• Exercise: Can you edit all the records below so that "Localize" becomes "Locate", with everything else unchanged and the pictures left out?

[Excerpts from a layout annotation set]
____________________

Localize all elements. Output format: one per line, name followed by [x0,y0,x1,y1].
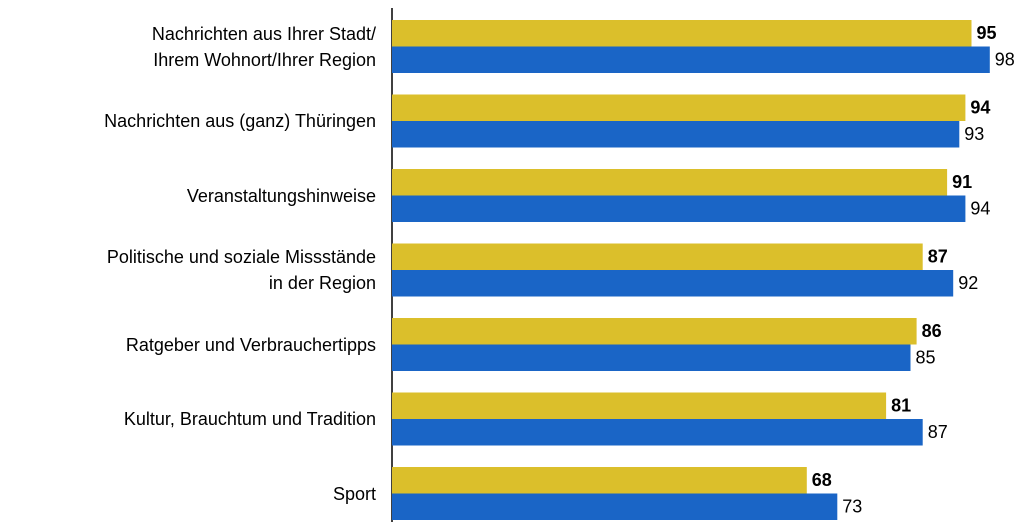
category-label: Politische und soziale Missstände in der… [106,247,376,293]
bar [392,344,911,371]
value-label: 94 [970,199,990,219]
value-label: 92 [958,273,978,293]
value-label: 68 [812,470,832,490]
bar [392,392,887,419]
category-label: Veranstaltungshinweise [186,185,376,206]
category-label: Nachrichten aus (ganz) Thüringen [104,111,376,131]
bar [392,195,966,222]
value-label: 86 [922,321,942,341]
bar [392,94,966,121]
bar [392,46,990,73]
bar [392,121,960,148]
bar [392,169,948,196]
value-label: 95 [977,23,997,43]
value-label: 85 [916,348,936,368]
category-label: Ratgeber und Verbrauchertipps [125,334,376,355]
value-label: 98 [995,50,1015,70]
value-label: 73 [842,497,862,517]
value-label: 93 [964,124,984,144]
bar [392,493,838,520]
bar [392,419,923,446]
value-label: 81 [891,396,911,416]
bar [392,20,972,47]
value-label: 87 [928,247,948,267]
value-label: 87 [928,422,948,442]
bar [392,318,917,345]
bar [392,270,954,297]
value-label: 91 [952,172,972,192]
category-label: Sport [332,483,376,504]
category-label: Kultur, Brauchtum und Tradition [123,409,376,429]
category-label: Nachrichten aus Ihrer Stadt/ Ihrem Wohno… [151,23,376,70]
value-label: 94 [970,98,990,118]
bar [392,467,807,494]
bar [392,243,923,270]
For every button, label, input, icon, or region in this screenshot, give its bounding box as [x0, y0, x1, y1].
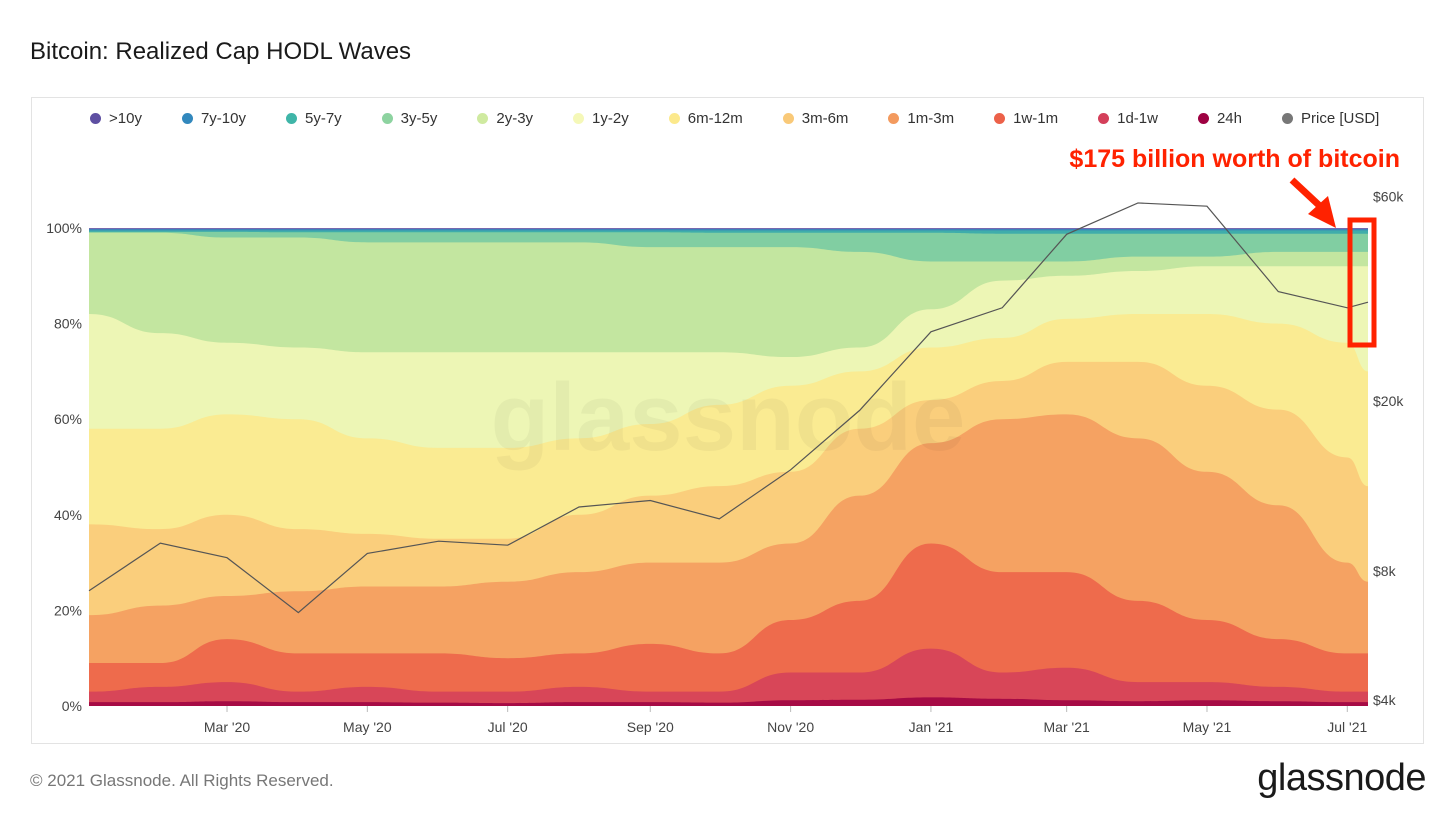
- legend-item[interactable]: >10y: [90, 110, 142, 127]
- legend-label: 2y-3y: [496, 109, 534, 127]
- x-tick-label: Nov '20: [767, 719, 814, 735]
- legend-label: 24h: [1216, 109, 1242, 127]
- legend-label: Price [USD]: [1301, 109, 1380, 127]
- legend-label: 1d-1w: [1117, 109, 1158, 127]
- band-1d1w: [89, 648, 1368, 706]
- legend: >10y 7y-10y 5y-7y 3y-5y 2y-3y 1y-2y 6m-12m 3m-6…: [90, 104, 1410, 132]
- y2-tick-label: $8k: [1373, 563, 1397, 579]
- x-tick-label: Jul '20: [488, 719, 528, 735]
- legend-label: 1m-3m: [907, 109, 955, 127]
- legend-label: 1y-2y: [592, 109, 629, 127]
- legend-item[interactable]: 3m-6m: [782, 109, 849, 127]
- legend-item[interactable]: 1d-1w: [1098, 110, 1158, 127]
- legend-swatch: [782, 112, 794, 124]
- legend-item[interactable]: 1m-3m: [888, 110, 954, 127]
- legend-swatch: [1197, 112, 1209, 124]
- chart-frame: [31, 97, 1424, 744]
- legend-swatch: [573, 112, 585, 124]
- legend-label: 7y-10y: [200, 109, 246, 127]
- legend-swatch: [477, 112, 489, 124]
- y-tick-label: 60%: [54, 411, 82, 427]
- annotation-text: $175 billion worth of bitcoin: [1069, 145, 1400, 173]
- legend-swatch: [181, 112, 193, 124]
- legend-swatch: [1282, 112, 1293, 124]
- x-tick-label: May '21: [1183, 719, 1232, 735]
- legend-item[interactable]: Price [USD]: [1282, 110, 1379, 127]
- x-tick-label: Mar '21: [1044, 719, 1090, 735]
- legend-label: 6m-12m: [687, 109, 743, 127]
- price-line: [88, 202, 1369, 614]
- legend-swatch: [381, 112, 393, 124]
- y-tick-label: 100%: [46, 220, 82, 236]
- y-tick-label: 80%: [54, 316, 82, 332]
- legend-swatch: [285, 112, 297, 124]
- y-tick-label: 0%: [62, 698, 82, 714]
- x-tick-label: Mar '20: [204, 719, 250, 735]
- legend-label: 1w-1m: [1013, 109, 1059, 127]
- legend-item[interactable]: 7y-10y: [181, 109, 246, 127]
- legend-item[interactable]: 1w-1m: [994, 110, 1058, 127]
- y-tick-label: 20%: [54, 602, 82, 618]
- legend-item[interactable]: 1y-2y: [573, 110, 629, 127]
- legend-swatch: [888, 112, 900, 124]
- chart-title: Bitcoin: Realized Cap HODL Waves: [30, 38, 412, 65]
- annotation-arrow-shaft: [1289, 177, 1325, 211]
- highlight-box: [1347, 217, 1377, 348]
- x-tick-label: May '20: [343, 719, 392, 735]
- legend-item[interactable]: 24h: [1197, 109, 1242, 127]
- watermark: glassnode: [491, 364, 966, 471]
- x-tick-label: Sep '20: [627, 719, 674, 735]
- y-tick-label: 40%: [54, 507, 82, 523]
- legend-label: 5y-7y: [304, 109, 342, 127]
- legend-swatch: [994, 112, 1006, 124]
- glassnode-logo: glassnode: [1257, 757, 1426, 799]
- legend-label: >10y: [109, 109, 142, 127]
- x-tick-label: Jan '21: [909, 719, 954, 735]
- legend-label: 3y-5y: [400, 109, 438, 127]
- y2-tick-label: $20k: [1373, 393, 1404, 409]
- y2-tick-label: $4k: [1373, 692, 1397, 708]
- legend-item[interactable]: 6m-12m: [668, 109, 743, 127]
- legend-swatch: [1098, 112, 1110, 124]
- annotation-arrow-head: [1308, 196, 1336, 228]
- legend-item[interactable]: 3y-5y: [381, 109, 438, 127]
- x-tick-label: Jul '21: [1327, 719, 1367, 735]
- legend-swatch: [90, 112, 101, 124]
- y2-tick-label: $60k: [1373, 189, 1404, 205]
- band-24h: [89, 697, 1368, 706]
- copyright: © 2021 Glassnode. All Rights Reserved.: [30, 771, 334, 790]
- legend-item[interactable]: 5y-7y: [285, 109, 342, 127]
- band-1w1m: [89, 543, 1368, 706]
- legend-item[interactable]: 2y-3y: [477, 110, 533, 127]
- legend-swatch: [668, 112, 680, 124]
- legend-label: 3m-6m: [801, 109, 849, 127]
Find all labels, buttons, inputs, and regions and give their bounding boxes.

____________________

• Response for this exercise:
Locate all elements. Output format: one per line, name followed by [x0,y0,x1,y1].
category-label: Politische und soziale Missstände in der… [106,247,376,293]
bar [392,344,911,371]
value-label: 94 [970,199,990,219]
value-label: 92 [958,273,978,293]
value-label: 68 [812,470,832,490]
bar [392,392,887,419]
category-label: Veranstaltungshinweise [186,185,376,206]
category-label: Nachrichten aus (ganz) Thüringen [104,111,376,131]
bar [392,195,966,222]
value-label: 86 [922,321,942,341]
bar [392,94,966,121]
bar [392,46,990,73]
bar [392,121,960,148]
bar [392,169,948,196]
value-label: 95 [977,23,997,43]
value-label: 85 [916,348,936,368]
category-label: Ratgeber und Verbrauchertipps [125,334,376,355]
value-label: 98 [995,50,1015,70]
value-label: 73 [842,497,862,517]
value-label: 93 [964,124,984,144]
bar [392,493,838,520]
bar [392,419,923,446]
value-label: 81 [891,396,911,416]
bar [392,20,972,47]
value-label: 87 [928,247,948,267]
value-label: 87 [928,422,948,442]
bar [392,318,917,345]
bar [392,270,954,297]
value-label: 91 [952,172,972,192]
category-label: Sport [332,483,376,504]
category-label: Kultur, Brauchtum und Tradition [123,409,376,429]
category-label: Nachrichten aus Ihrer Stadt/ Ihrem Wohno… [151,23,376,70]
value-label: 94 [970,98,990,118]
bar [392,467,807,494]
bar [392,243,923,270]
For every button, label, input, icon, or region in this screenshot, give its bounding box as [x0, y0, x1, y1].
- legend-item[interactable]: >10y: [90, 110, 142, 127]
- legend-label: 2y-3y: [496, 109, 534, 127]
- x-tick-label: Nov '20: [767, 719, 814, 735]
- legend-label: 24h: [1216, 109, 1242, 127]
- legend-label: Price [USD]: [1301, 109, 1380, 127]
- legend-label: 1d-1w: [1117, 109, 1158, 127]
- band-1d1w: [89, 648, 1368, 706]
- legend: >10y 7y-10y 5y-7y 3y-5y 2y-3y 1y-2y 6m-12m 3m-6…: [90, 104, 1410, 132]
- y2-tick-label: $8k: [1373, 563, 1397, 579]
- x-tick-label: Jul '20: [488, 719, 528, 735]
- legend-label: 1m-3m: [907, 109, 955, 127]
- legend-label: 1y-2y: [592, 109, 629, 127]
- legend-item[interactable]: 3m-6m: [782, 109, 849, 127]
- legend-item[interactable]: 1d-1w: [1098, 110, 1158, 127]
- legend-swatch: [782, 112, 794, 124]
- legend-item[interactable]: 1m-3m: [888, 110, 954, 127]
- legend-swatch: [1197, 112, 1209, 124]
- chart-frame: [31, 97, 1424, 744]
- legend-swatch: [573, 112, 585, 124]
- legend-label: 7y-10y: [200, 109, 246, 127]
- legend-swatch: [477, 112, 489, 124]
- y-tick-label: 60%: [54, 411, 82, 427]
- annotation-text: $175 billion worth of bitcoin: [1069, 145, 1400, 173]
- legend-swatch: [181, 112, 193, 124]
- legend-swatch: [1282, 112, 1293, 124]
- x-tick-label: May '21: [1183, 719, 1232, 735]
- legend-item[interactable]: Price [USD]: [1282, 110, 1379, 127]
- x-tick-label: Mar '21: [1044, 719, 1090, 735]
- legend-label: 6m-12m: [687, 109, 743, 127]
- price-line: [88, 202, 1369, 614]
- legend-swatch: [381, 112, 393, 124]
- y-tick-label: 100%: [46, 220, 82, 236]
- y-tick-label: 80%: [54, 316, 82, 332]
- legend-swatch: [285, 112, 297, 124]
- y-tick-label: 0%: [62, 698, 82, 714]
- x-tick-label: Mar '20: [204, 719, 250, 735]
- legend-label: 1w-1m: [1013, 109, 1059, 127]
- legend-item[interactable]: 7y-10y: [181, 109, 246, 127]
- legend-item[interactable]: 1w-1m: [994, 110, 1058, 127]
- y-tick-label: 20%: [54, 602, 82, 618]
- legend-item[interactable]: 1y-2y: [573, 110, 629, 127]
- legend-swatch: [888, 112, 900, 124]
- chart-title: Bitcoin: Realized Cap HODL Waves: [30, 38, 412, 65]
- annotation-arrow-shaft: [1289, 177, 1325, 211]
- highlight-box: [1347, 217, 1377, 348]
- x-tick-label: May '20: [343, 719, 392, 735]
- legend-item[interactable]: 24h: [1197, 109, 1242, 127]
- watermark: glassnode: [491, 364, 966, 471]
- x-tick-label: Sep '20: [627, 719, 674, 735]
- y-tick-label: 40%: [54, 507, 82, 523]
- legend-label: 5y-7y: [304, 109, 342, 127]
- legend-swatch: [994, 112, 1006, 124]
- glassnode-logo: glassnode: [1257, 757, 1426, 799]
- legend-label: >10y: [109, 109, 142, 127]
- x-tick-label: Jan '21: [909, 719, 954, 735]
- legend-label: 3y-5y: [400, 109, 438, 127]
- y2-tick-label: $20k: [1373, 393, 1404, 409]
- y2-tick-label: $4k: [1373, 692, 1397, 708]
- legend-item[interactable]: 6m-12m: [668, 109, 743, 127]
- legend-swatch: [1098, 112, 1110, 124]
- annotation-arrow-head: [1308, 196, 1336, 228]
- legend-item[interactable]: 3y-5y: [381, 109, 438, 127]
- x-tick-label: Jul '21: [1327, 719, 1367, 735]
- legend-swatch: [90, 112, 101, 124]
- y2-tick-label: $60k: [1373, 189, 1404, 205]
- band-24h: [89, 697, 1368, 706]
- copyright: © 2021 Glassnode. All Rights Reserved.: [30, 771, 334, 790]
- legend-item[interactable]: 5y-7y: [285, 109, 342, 127]
- band-1w1m: [89, 543, 1368, 706]
- legend-item[interactable]: 2y-3y: [477, 110, 533, 127]
- legend-swatch: [668, 112, 680, 124]
- legend-label: 3m-6m: [801, 109, 849, 127]
Find all labels, buttons, inputs, and regions and give their bounding boxes.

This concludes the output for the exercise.